(EXTRACT)
-- START --

How virtual and augmented reality could provide an empathy tool to disguise victims of CSRV and increase levels of justice
An interview with Jaye Ho, a Frontier Tech Pioneer
A lifetime ago, a young woman cut her hair and put on a pair of loose fitting trousers. For years, she did everything possible to disguise her gender and live life as a boy. For her and many other women, it was the only way to escape the threats of conflict related sexual violence across the country she lived in.
There’s a painting of this woman hanging in the office of a civil servant in East Sussex, UK, with her face painted over: a reference to the disguise which saved her life all those years ago in war-torn Malaysia. The character still peeks out with one eye though, watching for danger from behind the sharp geometric shapes which keep her identity hidden.
Jaye Ho is the artist behind this painting. It’s one of many pieces she’s created while exploring the role of disguise for victims and survivors of conflict related sexual violence. Within the FCDO she is the Deputy Head of Conflict Related Sexual Violence (CSRV) Accountability, exploring how to strengthen accountability for these crimes.

-- END --

(WRITTEN TASK) Reproduce everything in the interview text from "How virtual and" down to "she lived in." word for word.

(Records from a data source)
-- START --

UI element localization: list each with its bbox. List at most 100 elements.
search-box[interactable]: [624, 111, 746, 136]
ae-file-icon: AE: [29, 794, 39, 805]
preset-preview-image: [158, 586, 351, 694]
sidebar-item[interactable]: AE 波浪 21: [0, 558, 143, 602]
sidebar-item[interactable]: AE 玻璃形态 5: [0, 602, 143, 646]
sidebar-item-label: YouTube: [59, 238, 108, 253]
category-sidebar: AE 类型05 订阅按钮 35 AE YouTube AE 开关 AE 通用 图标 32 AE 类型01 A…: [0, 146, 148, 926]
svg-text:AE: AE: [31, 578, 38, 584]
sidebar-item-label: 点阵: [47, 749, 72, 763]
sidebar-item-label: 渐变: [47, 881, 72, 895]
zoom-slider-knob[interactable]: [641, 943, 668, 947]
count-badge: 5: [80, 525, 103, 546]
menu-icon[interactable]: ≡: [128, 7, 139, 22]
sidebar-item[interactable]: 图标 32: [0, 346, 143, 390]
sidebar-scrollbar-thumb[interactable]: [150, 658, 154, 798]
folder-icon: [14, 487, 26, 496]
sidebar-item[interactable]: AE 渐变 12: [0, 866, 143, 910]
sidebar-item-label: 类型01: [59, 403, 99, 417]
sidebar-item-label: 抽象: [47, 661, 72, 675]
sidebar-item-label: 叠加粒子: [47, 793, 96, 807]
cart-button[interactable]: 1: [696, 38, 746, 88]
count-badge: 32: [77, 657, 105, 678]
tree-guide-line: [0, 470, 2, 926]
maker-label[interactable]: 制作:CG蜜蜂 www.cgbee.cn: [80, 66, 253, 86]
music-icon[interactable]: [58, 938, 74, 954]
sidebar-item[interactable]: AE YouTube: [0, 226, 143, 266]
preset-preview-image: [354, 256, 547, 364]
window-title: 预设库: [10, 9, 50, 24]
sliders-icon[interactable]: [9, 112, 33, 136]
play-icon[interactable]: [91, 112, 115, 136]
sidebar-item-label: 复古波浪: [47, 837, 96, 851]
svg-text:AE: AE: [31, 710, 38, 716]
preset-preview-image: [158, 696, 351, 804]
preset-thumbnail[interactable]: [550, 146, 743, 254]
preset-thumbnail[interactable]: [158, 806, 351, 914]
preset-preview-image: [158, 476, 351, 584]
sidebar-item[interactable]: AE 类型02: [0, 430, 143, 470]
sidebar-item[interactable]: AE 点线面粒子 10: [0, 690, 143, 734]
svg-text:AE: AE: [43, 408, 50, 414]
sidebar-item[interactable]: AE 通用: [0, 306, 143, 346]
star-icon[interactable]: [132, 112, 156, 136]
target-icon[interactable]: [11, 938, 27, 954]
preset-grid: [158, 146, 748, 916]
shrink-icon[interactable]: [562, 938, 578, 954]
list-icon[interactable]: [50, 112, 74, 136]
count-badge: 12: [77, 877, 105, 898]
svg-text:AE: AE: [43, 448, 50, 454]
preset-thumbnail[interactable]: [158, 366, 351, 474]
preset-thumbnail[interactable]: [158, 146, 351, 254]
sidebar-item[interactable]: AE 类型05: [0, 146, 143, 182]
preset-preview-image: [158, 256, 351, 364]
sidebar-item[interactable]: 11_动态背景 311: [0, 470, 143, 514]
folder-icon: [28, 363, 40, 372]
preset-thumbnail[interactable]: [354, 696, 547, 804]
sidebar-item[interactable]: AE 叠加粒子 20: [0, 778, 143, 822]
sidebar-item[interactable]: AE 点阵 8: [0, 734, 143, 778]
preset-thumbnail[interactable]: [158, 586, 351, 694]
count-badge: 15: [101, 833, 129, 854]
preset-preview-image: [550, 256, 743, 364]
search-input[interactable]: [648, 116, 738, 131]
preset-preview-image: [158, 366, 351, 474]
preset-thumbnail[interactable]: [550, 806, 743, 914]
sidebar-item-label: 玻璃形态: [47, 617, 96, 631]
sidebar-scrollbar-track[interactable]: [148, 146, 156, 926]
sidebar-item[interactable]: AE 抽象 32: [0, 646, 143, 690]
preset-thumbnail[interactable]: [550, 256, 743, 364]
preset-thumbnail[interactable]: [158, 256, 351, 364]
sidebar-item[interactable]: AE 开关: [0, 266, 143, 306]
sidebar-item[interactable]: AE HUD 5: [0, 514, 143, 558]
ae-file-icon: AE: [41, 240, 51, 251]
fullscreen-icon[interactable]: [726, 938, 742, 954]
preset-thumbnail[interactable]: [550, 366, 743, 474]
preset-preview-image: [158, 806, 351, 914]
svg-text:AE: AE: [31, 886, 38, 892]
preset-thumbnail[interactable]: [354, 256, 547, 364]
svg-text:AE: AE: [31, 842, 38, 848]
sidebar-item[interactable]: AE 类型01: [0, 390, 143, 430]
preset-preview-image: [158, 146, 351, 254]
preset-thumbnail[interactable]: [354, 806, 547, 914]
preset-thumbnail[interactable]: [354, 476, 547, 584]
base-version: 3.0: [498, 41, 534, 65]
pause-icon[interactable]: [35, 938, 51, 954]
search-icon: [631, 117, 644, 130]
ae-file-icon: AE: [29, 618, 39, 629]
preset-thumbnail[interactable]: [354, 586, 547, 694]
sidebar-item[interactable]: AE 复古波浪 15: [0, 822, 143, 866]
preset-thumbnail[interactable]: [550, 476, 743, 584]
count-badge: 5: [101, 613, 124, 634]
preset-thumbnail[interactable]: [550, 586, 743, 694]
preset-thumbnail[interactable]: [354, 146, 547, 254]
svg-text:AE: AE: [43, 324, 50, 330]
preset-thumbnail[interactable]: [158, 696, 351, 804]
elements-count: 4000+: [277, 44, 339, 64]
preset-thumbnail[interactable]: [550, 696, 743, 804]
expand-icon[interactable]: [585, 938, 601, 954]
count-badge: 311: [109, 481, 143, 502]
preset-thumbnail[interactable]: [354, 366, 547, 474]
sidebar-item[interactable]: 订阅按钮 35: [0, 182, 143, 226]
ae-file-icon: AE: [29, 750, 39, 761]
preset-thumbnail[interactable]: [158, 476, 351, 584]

-- END --

(SOLUTION FOR THIS PROBLEM)
How virtual and augmented reality could provide an empathy tool to disguise victims of CSRV and increase levels of justice
An interview with Jaye Ho, a Frontier Tech Pioneer
A lifetime ago, a young woman cut her hair and put on a pair of loose fitting trousers. For years, she did everything possible to disguise her gender and live life as a boy. For her and many other women, it was the only way to escape the threats of conflict related sexual violence across the country she lived in.